#### Entries:
— Begin —

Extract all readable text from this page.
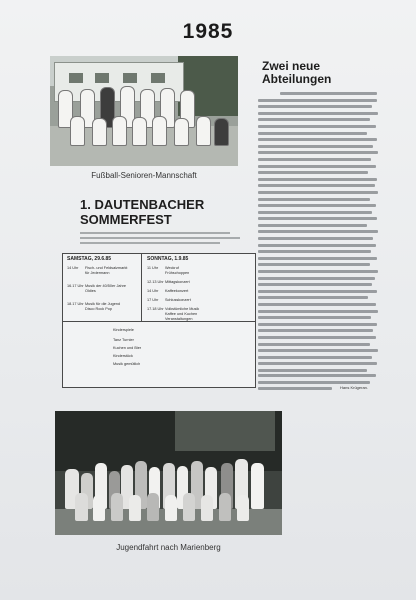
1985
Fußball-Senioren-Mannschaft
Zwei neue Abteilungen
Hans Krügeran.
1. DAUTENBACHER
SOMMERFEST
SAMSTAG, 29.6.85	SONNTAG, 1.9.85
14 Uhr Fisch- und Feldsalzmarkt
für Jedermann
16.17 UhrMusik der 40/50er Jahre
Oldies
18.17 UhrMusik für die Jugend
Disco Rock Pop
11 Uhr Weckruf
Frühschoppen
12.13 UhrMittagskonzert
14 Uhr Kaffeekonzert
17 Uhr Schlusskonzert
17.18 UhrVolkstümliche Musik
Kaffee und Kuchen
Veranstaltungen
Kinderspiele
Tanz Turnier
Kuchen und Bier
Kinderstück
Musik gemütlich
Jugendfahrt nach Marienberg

— End —

#### Exercise aim:
List each line in the listing that contains the string "UhrMusik".

#### Reply:
16.17 UhrMusik der 40/50er Jahre
18.17 UhrMusik für die Jugend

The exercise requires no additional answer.